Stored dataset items

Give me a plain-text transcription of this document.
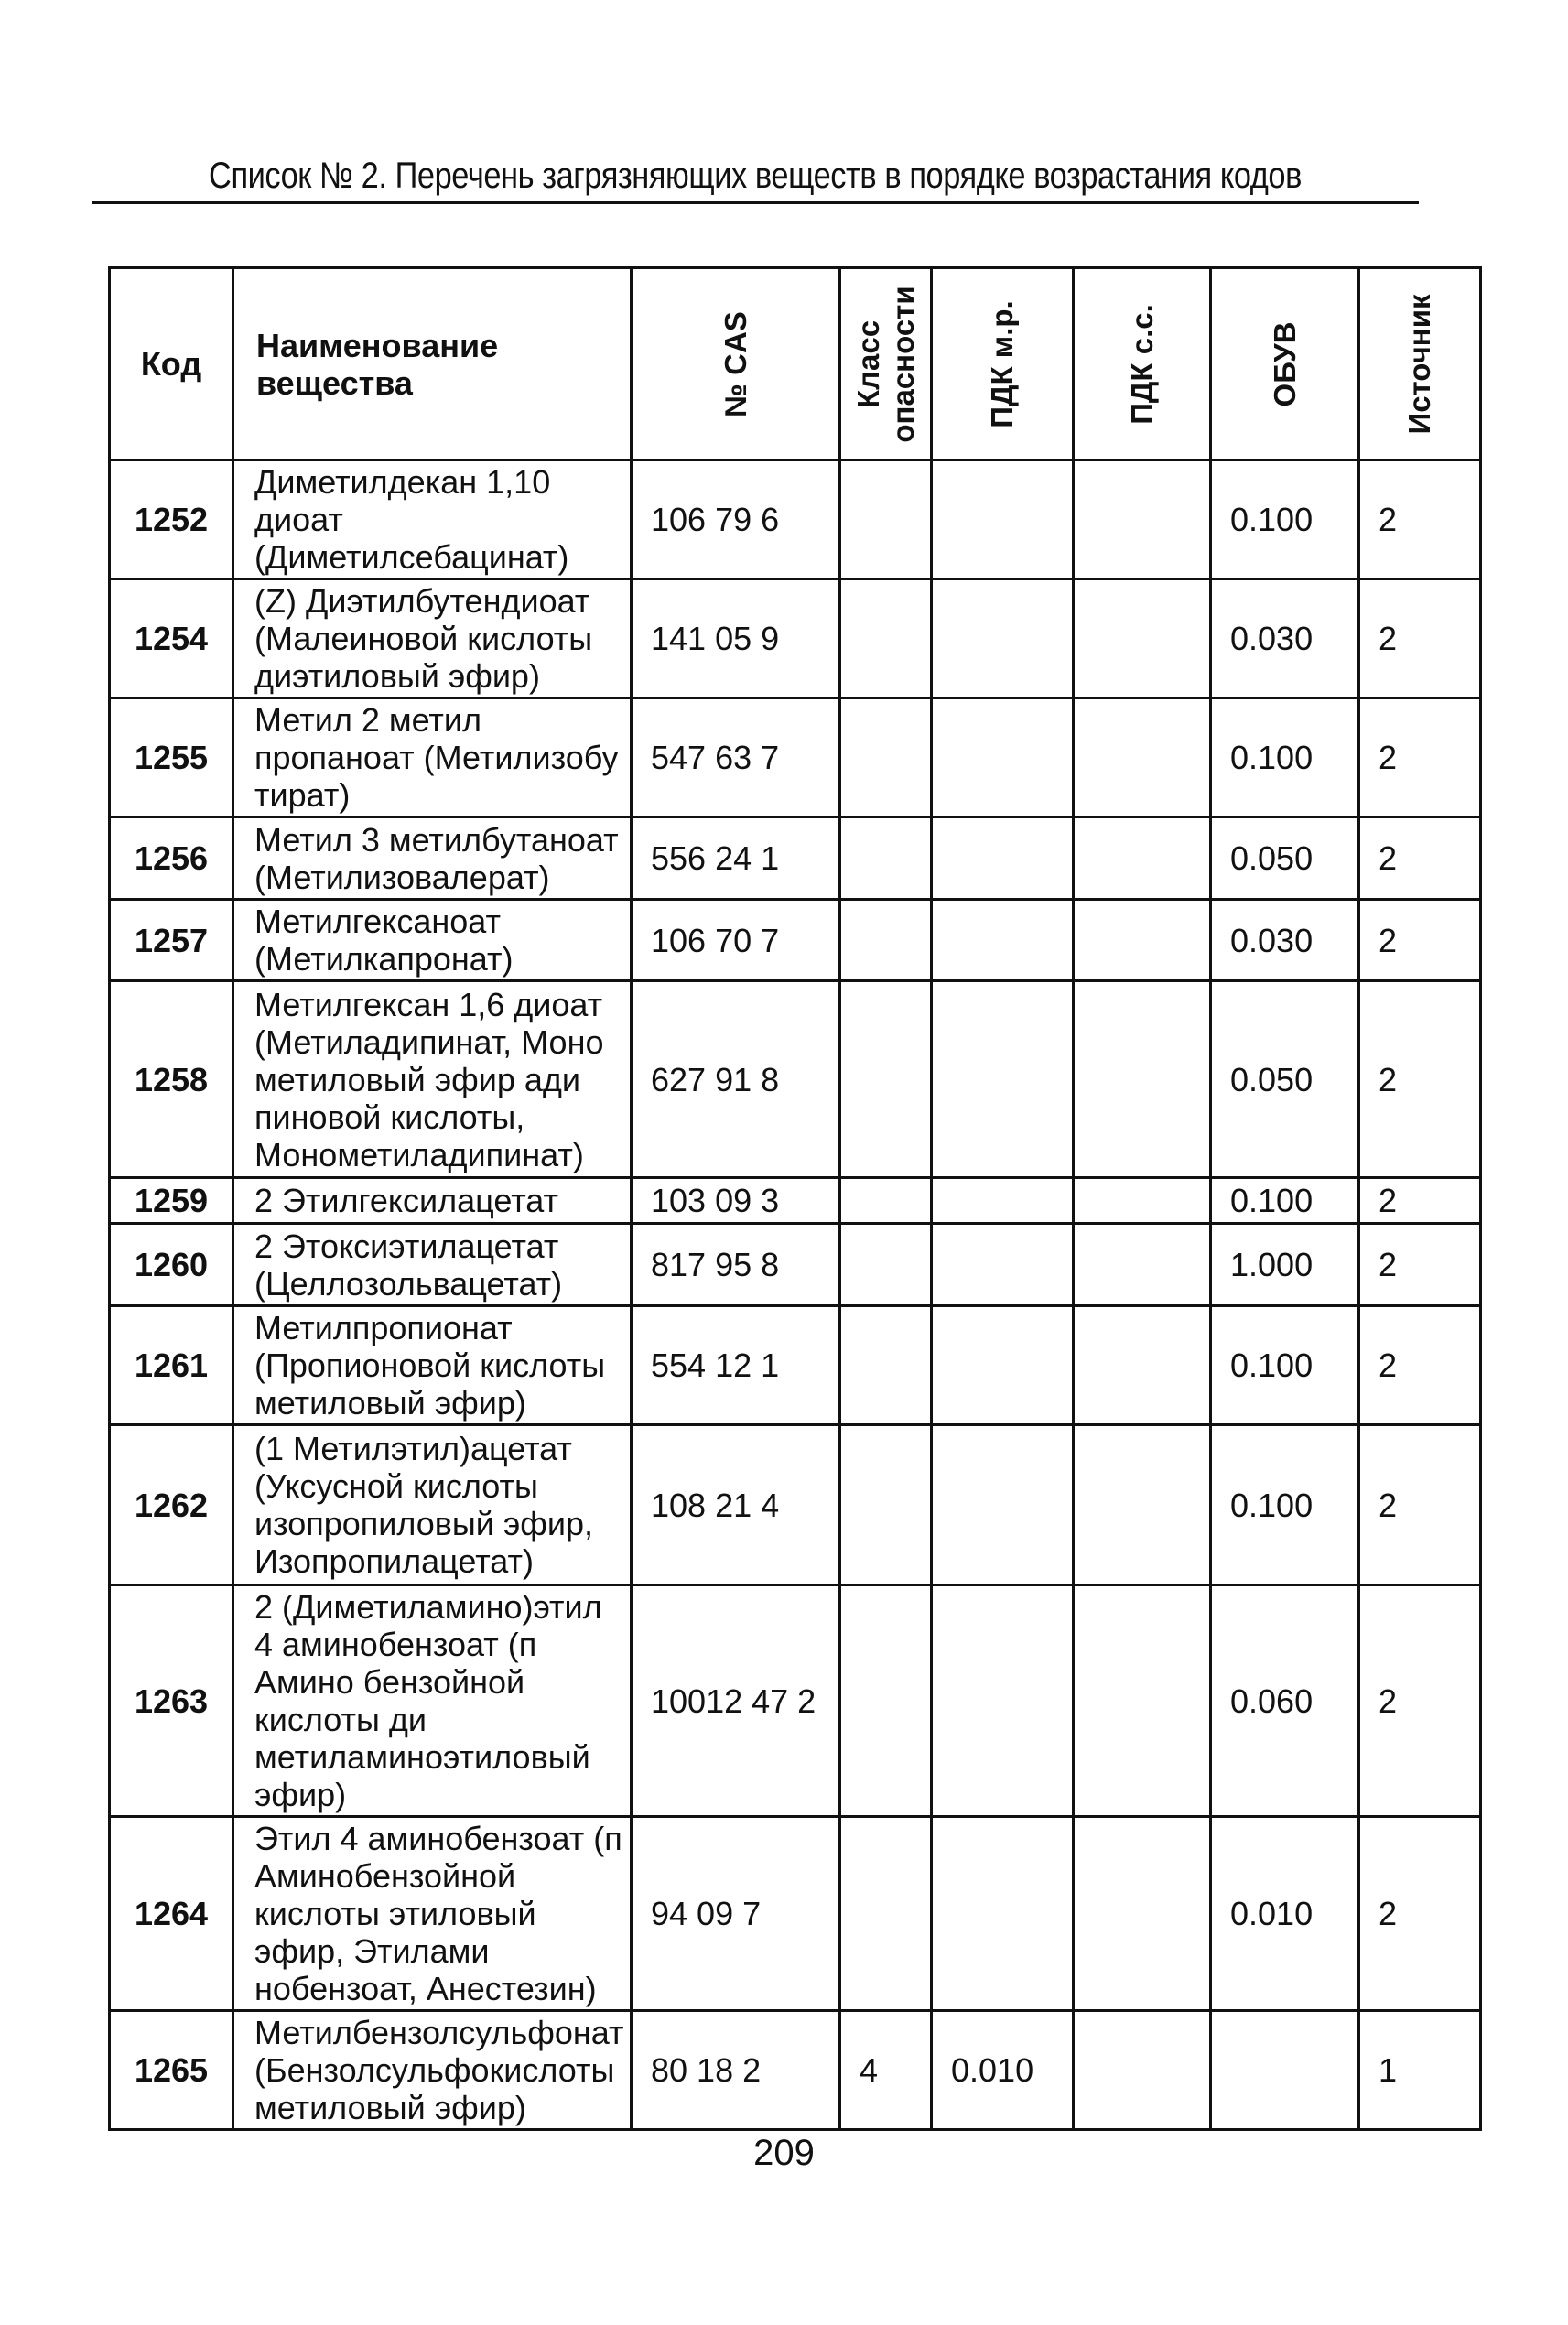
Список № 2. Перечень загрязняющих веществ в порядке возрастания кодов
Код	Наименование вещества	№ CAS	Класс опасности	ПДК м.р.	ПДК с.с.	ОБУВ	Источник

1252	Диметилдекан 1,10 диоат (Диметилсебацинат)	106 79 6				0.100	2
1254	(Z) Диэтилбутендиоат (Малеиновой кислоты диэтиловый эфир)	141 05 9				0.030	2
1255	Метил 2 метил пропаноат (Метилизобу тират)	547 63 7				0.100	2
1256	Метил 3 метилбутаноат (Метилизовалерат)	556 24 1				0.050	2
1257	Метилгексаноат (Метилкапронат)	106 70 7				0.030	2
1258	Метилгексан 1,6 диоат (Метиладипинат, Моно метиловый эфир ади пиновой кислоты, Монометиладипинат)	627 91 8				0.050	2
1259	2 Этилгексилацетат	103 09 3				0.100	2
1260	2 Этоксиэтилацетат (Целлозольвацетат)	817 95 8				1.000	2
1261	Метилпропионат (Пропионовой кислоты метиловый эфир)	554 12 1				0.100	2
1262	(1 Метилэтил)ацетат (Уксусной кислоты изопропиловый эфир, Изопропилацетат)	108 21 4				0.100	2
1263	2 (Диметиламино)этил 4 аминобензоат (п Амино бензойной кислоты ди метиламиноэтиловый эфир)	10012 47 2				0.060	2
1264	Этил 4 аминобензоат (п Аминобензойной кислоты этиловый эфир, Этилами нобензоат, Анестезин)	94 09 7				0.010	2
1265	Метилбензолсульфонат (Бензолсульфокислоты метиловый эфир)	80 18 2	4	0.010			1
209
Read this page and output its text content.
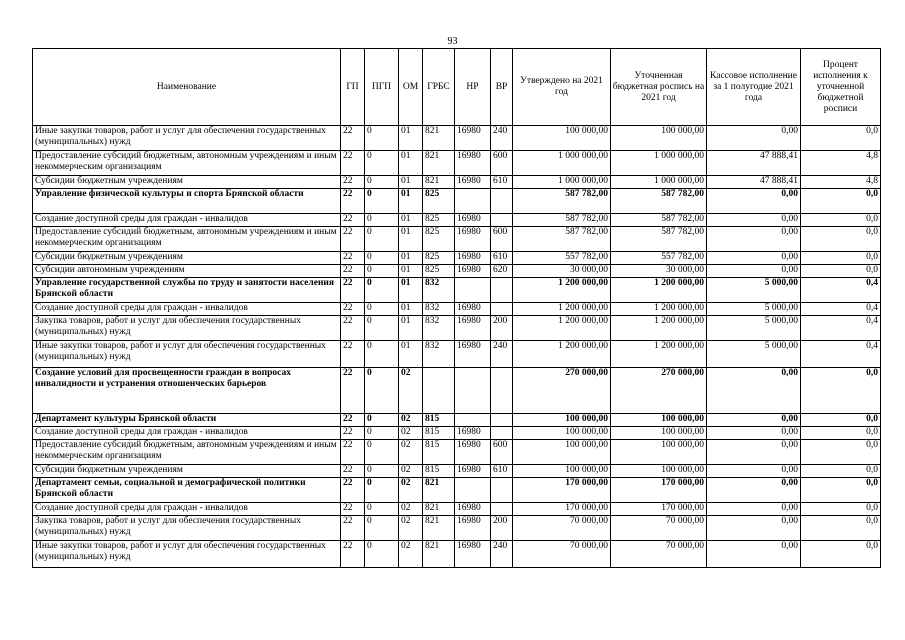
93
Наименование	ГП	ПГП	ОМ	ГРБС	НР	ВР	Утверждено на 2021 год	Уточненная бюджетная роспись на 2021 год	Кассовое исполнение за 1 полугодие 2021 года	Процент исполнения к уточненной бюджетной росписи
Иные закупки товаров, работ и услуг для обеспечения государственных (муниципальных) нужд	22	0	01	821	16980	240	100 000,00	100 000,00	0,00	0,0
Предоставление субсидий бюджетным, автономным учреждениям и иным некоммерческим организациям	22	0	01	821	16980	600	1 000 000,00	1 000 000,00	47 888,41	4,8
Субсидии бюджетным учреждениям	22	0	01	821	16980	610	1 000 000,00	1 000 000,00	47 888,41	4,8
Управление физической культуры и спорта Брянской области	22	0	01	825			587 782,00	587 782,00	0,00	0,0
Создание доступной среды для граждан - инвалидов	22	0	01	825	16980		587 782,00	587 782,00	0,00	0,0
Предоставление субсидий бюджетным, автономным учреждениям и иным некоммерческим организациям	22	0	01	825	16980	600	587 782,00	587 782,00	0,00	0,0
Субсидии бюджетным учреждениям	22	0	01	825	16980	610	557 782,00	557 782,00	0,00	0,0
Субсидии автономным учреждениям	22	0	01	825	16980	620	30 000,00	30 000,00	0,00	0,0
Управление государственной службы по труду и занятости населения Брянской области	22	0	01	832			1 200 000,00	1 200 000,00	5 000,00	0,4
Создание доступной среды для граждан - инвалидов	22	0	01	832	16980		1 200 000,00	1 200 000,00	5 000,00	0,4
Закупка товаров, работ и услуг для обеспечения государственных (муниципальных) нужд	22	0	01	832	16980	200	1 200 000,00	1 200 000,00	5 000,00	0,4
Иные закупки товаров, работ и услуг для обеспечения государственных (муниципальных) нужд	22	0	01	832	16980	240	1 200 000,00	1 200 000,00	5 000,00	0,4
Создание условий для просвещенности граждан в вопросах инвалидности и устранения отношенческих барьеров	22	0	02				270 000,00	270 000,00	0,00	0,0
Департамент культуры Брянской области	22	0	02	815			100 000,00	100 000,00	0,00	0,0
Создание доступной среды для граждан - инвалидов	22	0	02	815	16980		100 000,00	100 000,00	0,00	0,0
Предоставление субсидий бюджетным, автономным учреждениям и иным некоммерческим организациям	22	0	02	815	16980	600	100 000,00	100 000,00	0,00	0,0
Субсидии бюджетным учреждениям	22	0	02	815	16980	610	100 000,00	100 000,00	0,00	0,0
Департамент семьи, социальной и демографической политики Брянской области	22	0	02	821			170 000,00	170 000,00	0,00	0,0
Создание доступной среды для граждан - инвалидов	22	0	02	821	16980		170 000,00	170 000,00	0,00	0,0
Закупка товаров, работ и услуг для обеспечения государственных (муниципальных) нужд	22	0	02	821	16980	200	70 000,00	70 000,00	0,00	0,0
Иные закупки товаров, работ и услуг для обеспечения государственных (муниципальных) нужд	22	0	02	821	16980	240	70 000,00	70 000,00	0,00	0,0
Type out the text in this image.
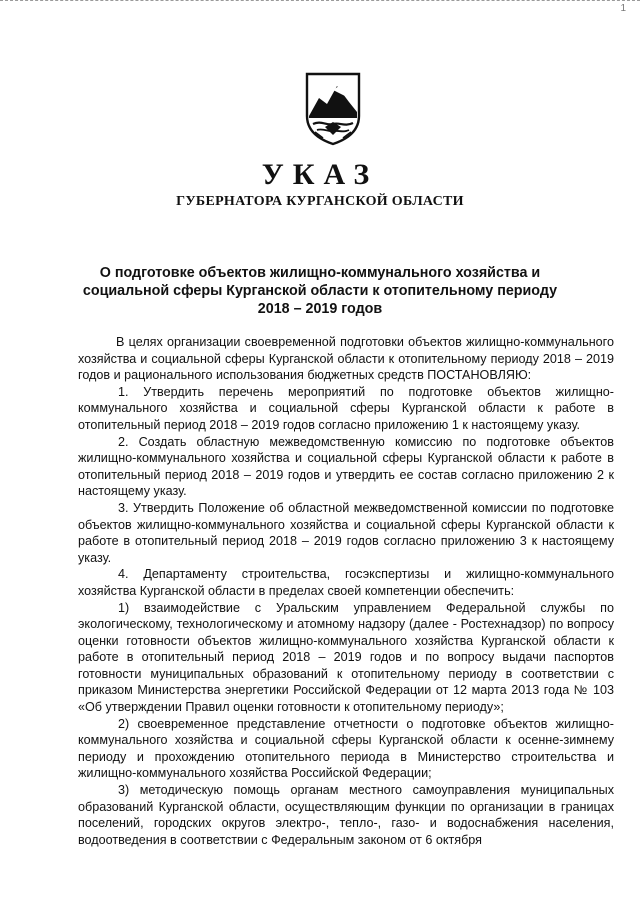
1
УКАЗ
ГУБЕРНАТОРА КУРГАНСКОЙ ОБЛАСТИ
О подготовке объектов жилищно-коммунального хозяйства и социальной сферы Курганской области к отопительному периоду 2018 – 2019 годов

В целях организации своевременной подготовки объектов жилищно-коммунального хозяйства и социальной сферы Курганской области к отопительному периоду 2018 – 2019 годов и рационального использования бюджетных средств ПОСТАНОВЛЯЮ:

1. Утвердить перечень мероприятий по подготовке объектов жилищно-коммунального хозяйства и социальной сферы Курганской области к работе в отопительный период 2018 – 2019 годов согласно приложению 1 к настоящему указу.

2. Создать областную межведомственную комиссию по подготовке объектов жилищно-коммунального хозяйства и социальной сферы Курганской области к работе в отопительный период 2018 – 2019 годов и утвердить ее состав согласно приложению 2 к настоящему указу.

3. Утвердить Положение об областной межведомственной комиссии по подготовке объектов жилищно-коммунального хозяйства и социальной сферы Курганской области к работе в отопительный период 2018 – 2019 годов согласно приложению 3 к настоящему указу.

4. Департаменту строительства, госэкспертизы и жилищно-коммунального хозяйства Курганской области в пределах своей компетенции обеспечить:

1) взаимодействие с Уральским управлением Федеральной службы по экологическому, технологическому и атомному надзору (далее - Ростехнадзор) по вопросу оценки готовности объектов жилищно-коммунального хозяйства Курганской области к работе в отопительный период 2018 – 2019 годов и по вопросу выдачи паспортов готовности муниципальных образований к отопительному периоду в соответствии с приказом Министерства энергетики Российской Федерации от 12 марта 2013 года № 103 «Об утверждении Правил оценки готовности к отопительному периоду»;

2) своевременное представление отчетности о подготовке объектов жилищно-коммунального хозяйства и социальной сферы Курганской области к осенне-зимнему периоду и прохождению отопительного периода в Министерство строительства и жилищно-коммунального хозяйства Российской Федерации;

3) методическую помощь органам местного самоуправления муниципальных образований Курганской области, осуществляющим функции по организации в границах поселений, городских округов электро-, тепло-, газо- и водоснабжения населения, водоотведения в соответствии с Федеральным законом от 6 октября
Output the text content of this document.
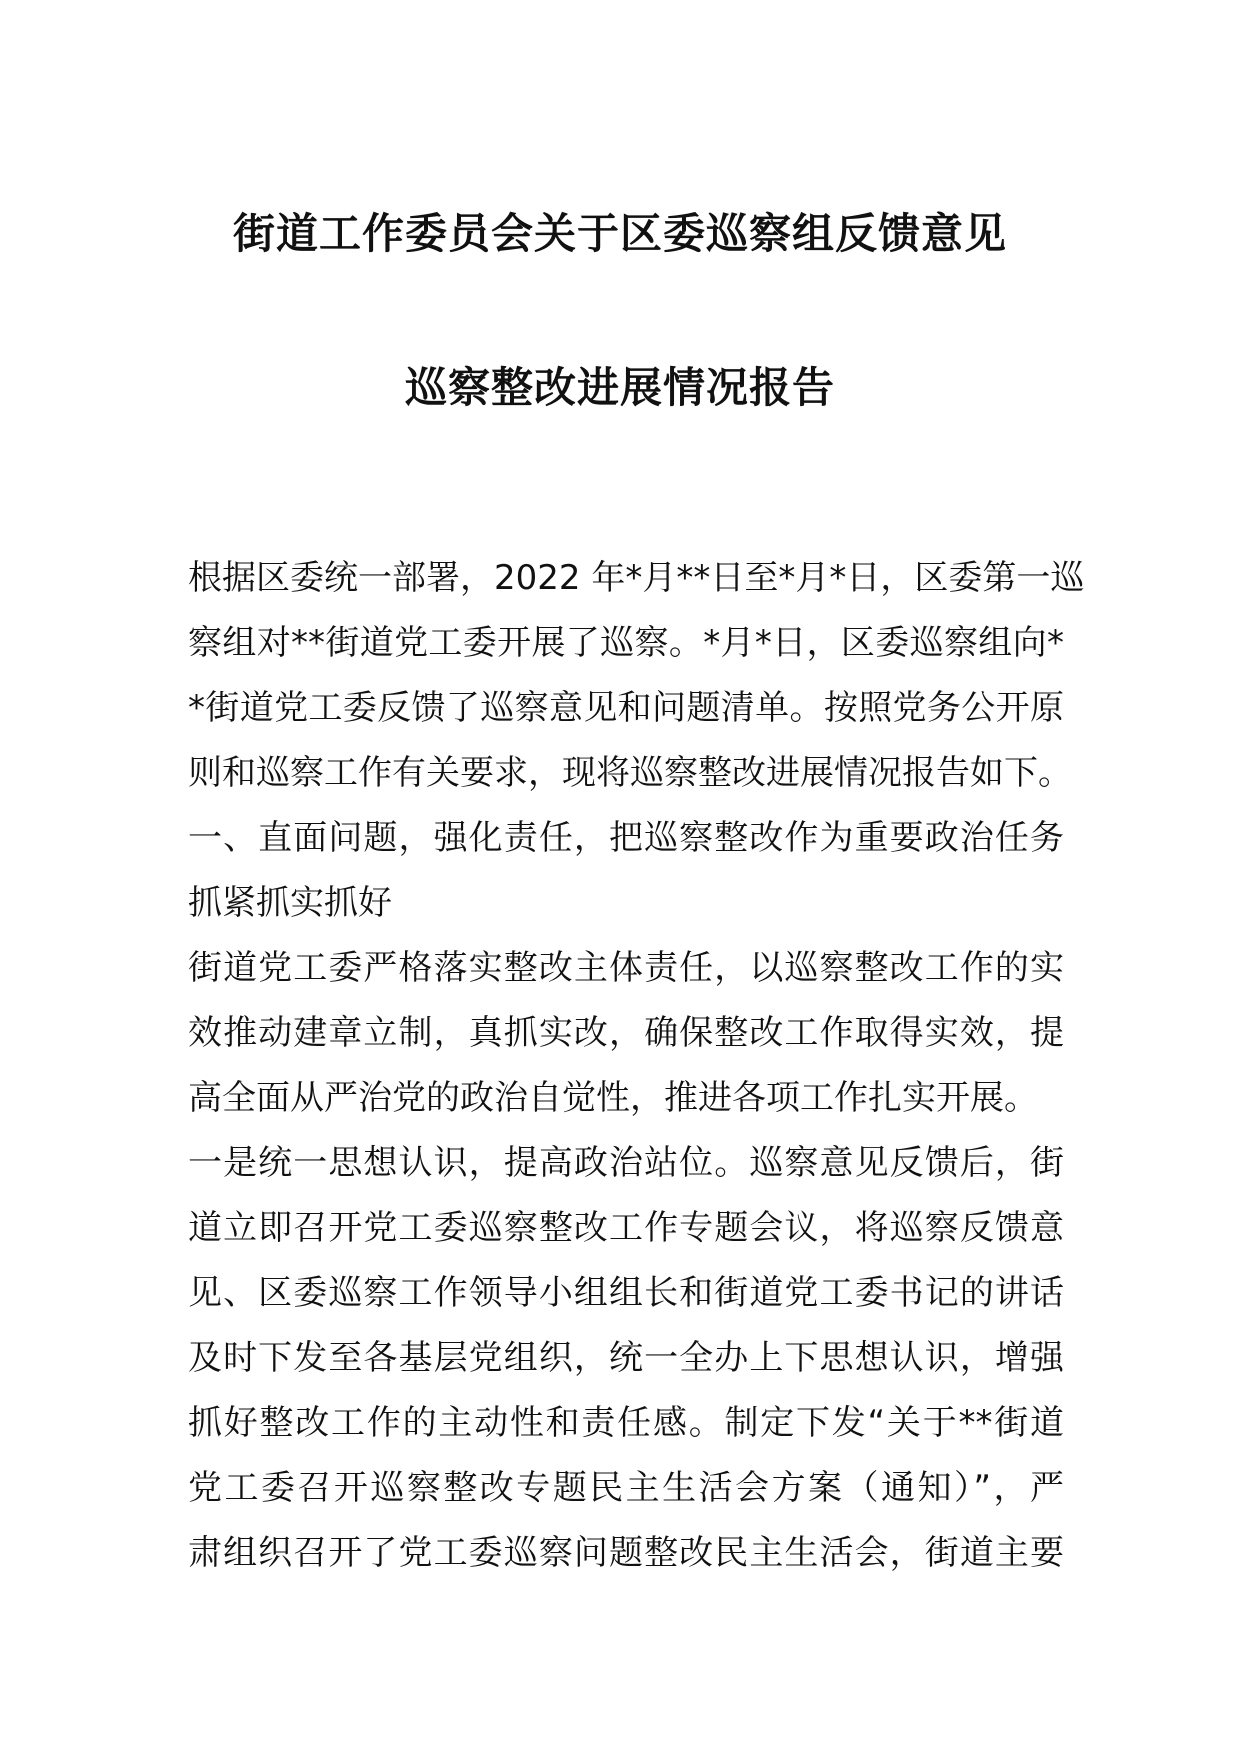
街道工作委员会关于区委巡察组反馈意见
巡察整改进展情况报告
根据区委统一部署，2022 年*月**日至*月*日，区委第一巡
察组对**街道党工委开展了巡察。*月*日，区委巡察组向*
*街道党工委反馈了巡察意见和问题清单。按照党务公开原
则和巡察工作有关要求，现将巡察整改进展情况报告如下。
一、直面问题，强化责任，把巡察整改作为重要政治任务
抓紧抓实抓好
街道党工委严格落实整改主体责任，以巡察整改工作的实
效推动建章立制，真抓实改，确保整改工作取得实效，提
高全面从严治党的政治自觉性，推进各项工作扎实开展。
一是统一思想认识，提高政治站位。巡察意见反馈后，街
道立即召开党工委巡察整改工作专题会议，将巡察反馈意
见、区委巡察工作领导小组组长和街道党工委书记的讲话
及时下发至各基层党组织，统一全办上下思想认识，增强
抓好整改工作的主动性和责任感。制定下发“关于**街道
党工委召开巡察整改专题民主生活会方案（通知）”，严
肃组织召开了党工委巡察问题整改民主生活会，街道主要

Description of the task | Copy out each line of the entries that holds "культуры".

Correct result |
Управление физической культуры и спорта Брянской области	22	0	01	825			587 782,00	587 782,00	0,00	0,0
Департамент культуры Брянской области	22	0	02	815			100 000,00	100 000,00	0,00	0,0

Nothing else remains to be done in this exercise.